» **EXERCISE TASK**
Transcribe the lines from the one containing "Convert this document image to plain text." to the last line, inclusive, word for word. Include no pictures.

» **TASK DATA**
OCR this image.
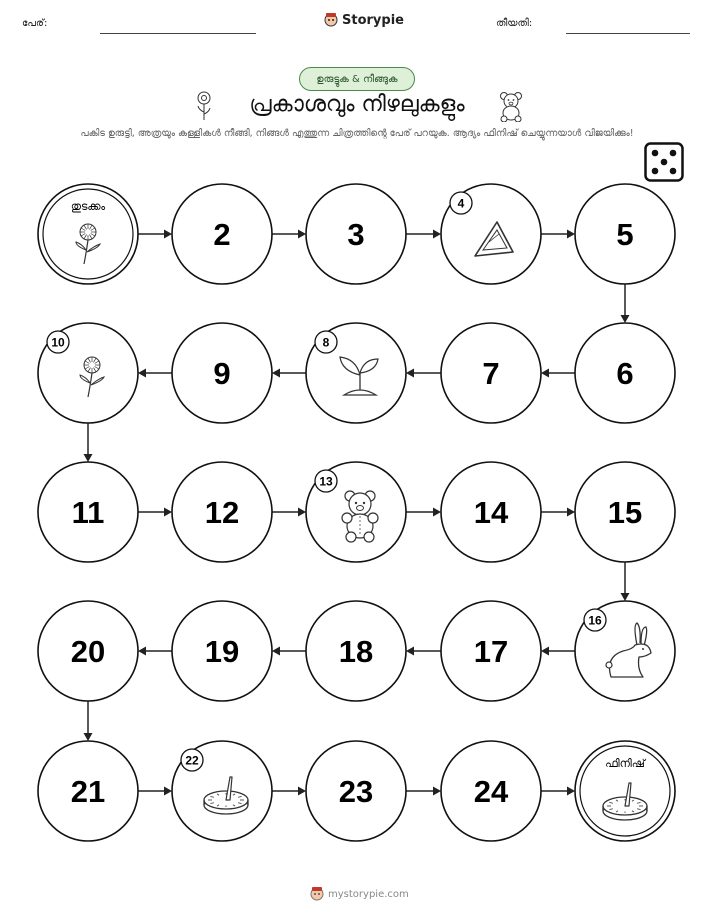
പേര്:	Storypie	തീയതി:
ഉരുട്ടുക & നീങ്ങുക
പ്രകാശവും നിഴലുകളും
പകിട ഉരുട്ടി, അത്രയും കള്ളികൾ നീങ്ങി, നിങ്ങൾ എത്തുന്ന ചിത്രത്തിന്റെ പേര് പറയുക. ആദ്യം ഫിനിഷ് ചെയ്യുന്നയാൾ വിജയിക്കും!
തുടക്കം
2	3
4
5
6
7
8
9
10
11	12
13
14	15
16
17
18
19
20
21
22
23	24
ഫിനിഷ്
mystorypie.com
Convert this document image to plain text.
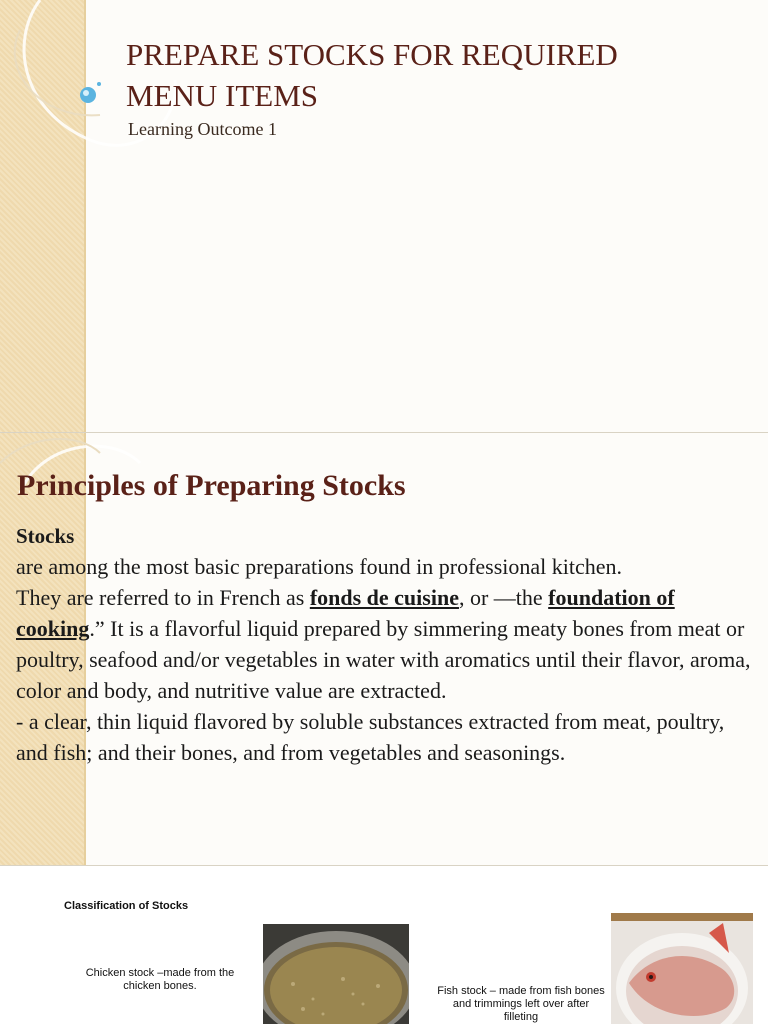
PREPARE STOCKS FOR REQUIRED
MENU ITEMS
Learning Outcome 1
Principles of Preparing Stocks

Stocks

are among the most basic preparations found in professional kitchen.

They are referred to in French as fonds de cuisine, or —the foundation of cooking.” It is a flavorful liquid prepared by simmering meaty bones from meat or poultry, seafood and/or vegetables in water with aromatics until their flavor, aroma, color and body, and nutritive value are extracted.

- a clear, thin liquid flavored by soluble substances extracted from meat, poultry, and fish; and their bones, and from vegetables and seasonings.

Classification of Stocks
Chicken stock –made from the
chicken bones.	Fish stock – made from fish bones
and trimmings left over after filleting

» **EXERCISE SOLUTION**
Convert this document image to plain text.
PREPARE STOCKS FOR REQUIRED
MENU ITEMS
Learning Outcome 1
Principles of Preparing Stocks

Stocks

are among the most basic preparations found in professional kitchen.

They are referred to in French as fonds de cuisine, or —the foundation of cooking.” It is a flavorful liquid prepared by simmering meaty bones from meat or poultry, seafood and/or vegetables in water with aromatics until their flavor, aroma, color and body, and nutritive value are extracted.

- a clear, thin liquid flavored by soluble substances extracted from meat, poultry, and fish; and their bones, and from vegetables and seasonings.

Classification of Stocks
Chicken stock –made from the
chicken bones.	Fish stock – made from fish bones
and trimmings left over after filleting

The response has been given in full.